TASK GOAL —
Pick out every line in the records that contains the string "chart", and copy each one in full.
---- DATA TO USE
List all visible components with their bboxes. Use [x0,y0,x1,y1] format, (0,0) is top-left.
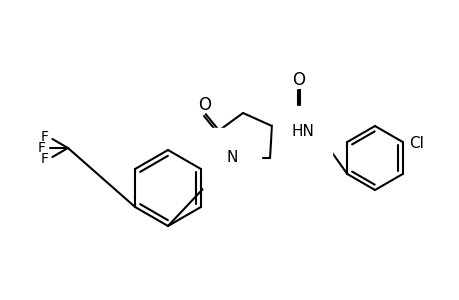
Text: Cl: Cl [408,136,423,152]
Text: F: F [38,141,46,155]
Text: F: F [40,152,48,166]
Text: O: O [198,96,211,114]
Text: HN: HN [291,124,313,140]
Text: F: F [40,130,48,144]
Text: N: N [226,151,237,166]
Text: O: O [292,71,305,89]
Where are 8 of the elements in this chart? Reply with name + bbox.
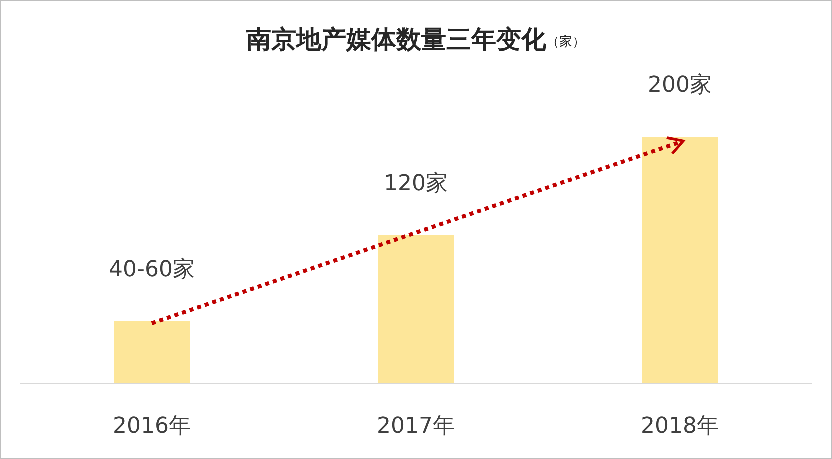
x-tick-label: 2017年	[377, 414, 455, 439]
text: （家）	[546, 34, 586, 50]
chart-title: 南京地产媒体数量三年变化	[246, 25, 548, 54]
data-label: 200家	[648, 73, 712, 98]
data-label: 40-60家	[109, 258, 195, 282]
x-tick-label: 2018年	[641, 414, 719, 439]
x-tick-label: 2016年	[113, 414, 191, 439]
data-label: 120家	[384, 171, 448, 196]
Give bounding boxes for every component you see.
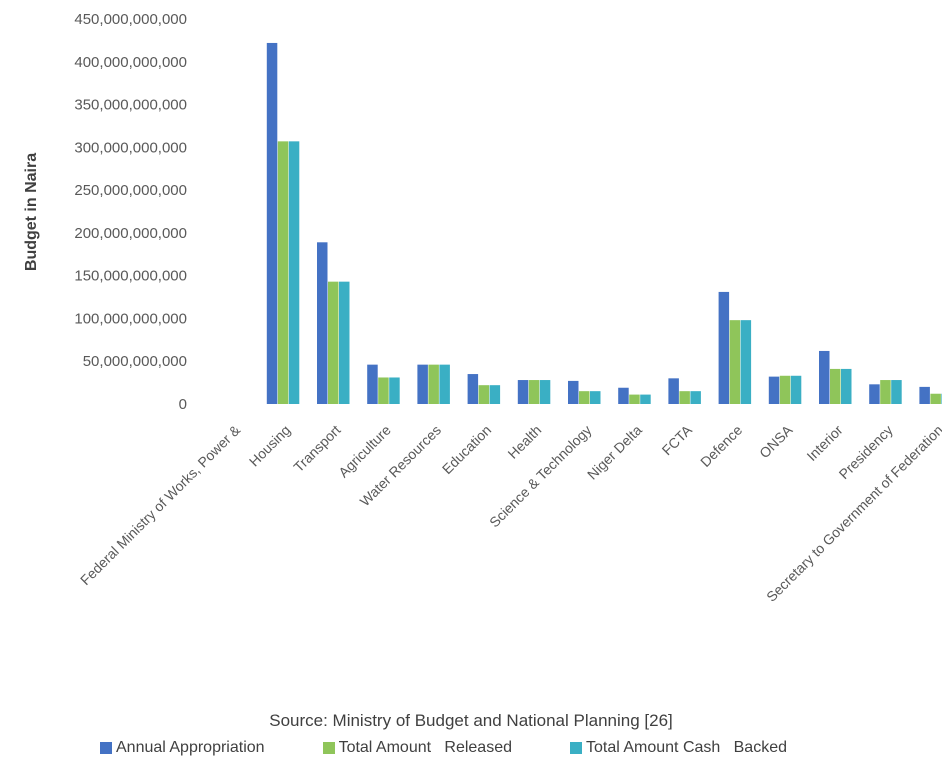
--------
THE OUTPUT —
Where are 8 of the elements in this chart? Reply with name + bbox.
chart-title: 南京地产媒体数量三年变化	[246, 25, 548, 54]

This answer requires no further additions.